[START DATA FOR THIS EXERCISE]

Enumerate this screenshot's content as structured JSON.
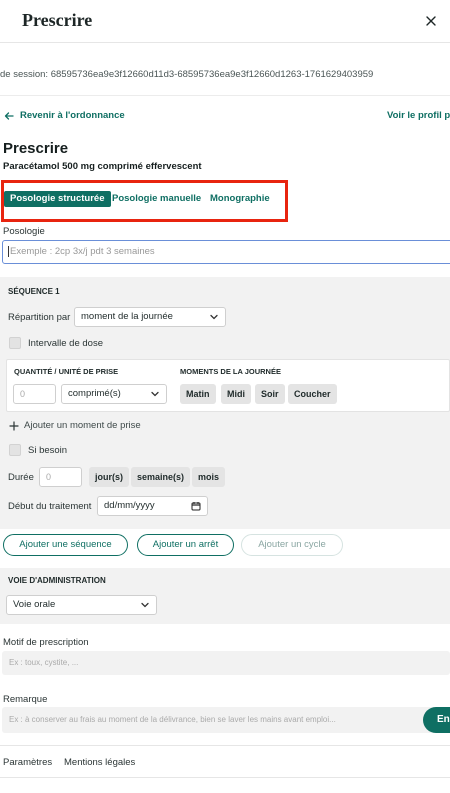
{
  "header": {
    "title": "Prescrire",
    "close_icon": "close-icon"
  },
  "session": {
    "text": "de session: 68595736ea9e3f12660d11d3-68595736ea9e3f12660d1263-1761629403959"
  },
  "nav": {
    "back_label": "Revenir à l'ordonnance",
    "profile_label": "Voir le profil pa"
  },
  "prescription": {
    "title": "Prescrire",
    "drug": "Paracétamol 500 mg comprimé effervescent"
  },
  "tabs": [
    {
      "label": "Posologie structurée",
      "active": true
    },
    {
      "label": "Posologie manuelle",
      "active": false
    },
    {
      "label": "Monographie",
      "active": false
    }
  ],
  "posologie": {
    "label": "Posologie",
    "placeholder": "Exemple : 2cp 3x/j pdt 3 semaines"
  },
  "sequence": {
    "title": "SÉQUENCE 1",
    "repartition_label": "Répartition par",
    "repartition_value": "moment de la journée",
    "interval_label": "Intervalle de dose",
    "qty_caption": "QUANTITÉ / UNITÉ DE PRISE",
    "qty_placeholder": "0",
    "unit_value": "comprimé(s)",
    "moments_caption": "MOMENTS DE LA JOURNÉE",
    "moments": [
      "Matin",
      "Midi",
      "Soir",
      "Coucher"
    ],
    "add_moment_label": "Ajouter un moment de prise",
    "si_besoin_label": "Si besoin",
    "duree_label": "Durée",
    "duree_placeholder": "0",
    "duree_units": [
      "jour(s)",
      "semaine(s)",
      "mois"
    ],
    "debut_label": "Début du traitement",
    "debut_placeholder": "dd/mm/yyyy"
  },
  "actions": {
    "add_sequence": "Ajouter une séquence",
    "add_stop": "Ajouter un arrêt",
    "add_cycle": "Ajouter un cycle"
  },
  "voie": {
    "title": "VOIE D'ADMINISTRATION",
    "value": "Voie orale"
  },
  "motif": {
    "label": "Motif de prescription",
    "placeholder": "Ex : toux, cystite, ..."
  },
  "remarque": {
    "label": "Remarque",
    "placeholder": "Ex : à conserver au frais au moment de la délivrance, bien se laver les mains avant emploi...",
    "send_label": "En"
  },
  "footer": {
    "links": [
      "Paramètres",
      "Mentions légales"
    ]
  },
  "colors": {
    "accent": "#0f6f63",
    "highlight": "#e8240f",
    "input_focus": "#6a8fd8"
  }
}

[END DATA FOR THIS EXERCISE]
[START DATA FOR THIS EXERCISE]

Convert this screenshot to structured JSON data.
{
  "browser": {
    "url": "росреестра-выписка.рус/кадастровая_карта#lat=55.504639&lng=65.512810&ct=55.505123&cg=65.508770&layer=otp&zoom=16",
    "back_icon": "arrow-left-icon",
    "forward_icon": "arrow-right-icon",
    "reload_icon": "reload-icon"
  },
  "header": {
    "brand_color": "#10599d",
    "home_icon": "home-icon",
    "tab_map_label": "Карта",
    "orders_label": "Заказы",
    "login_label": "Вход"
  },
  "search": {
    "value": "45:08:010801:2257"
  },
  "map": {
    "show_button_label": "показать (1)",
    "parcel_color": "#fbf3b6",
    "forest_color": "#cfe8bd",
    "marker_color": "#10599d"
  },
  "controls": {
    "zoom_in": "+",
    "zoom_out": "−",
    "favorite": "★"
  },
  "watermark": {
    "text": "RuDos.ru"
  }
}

[END DATA FOR THIS EXERCISE]

__STATED TASK__. Filter for "icon". Return all lines that hold it.

__WRITTEN RESPONSE__.
    "close_icon": "close-icon"
    "back_icon": "arrow-left-icon",
    "forward_icon": "arrow-right-icon",
    "reload_icon": "reload-icon"
    "home_icon": "home-icon",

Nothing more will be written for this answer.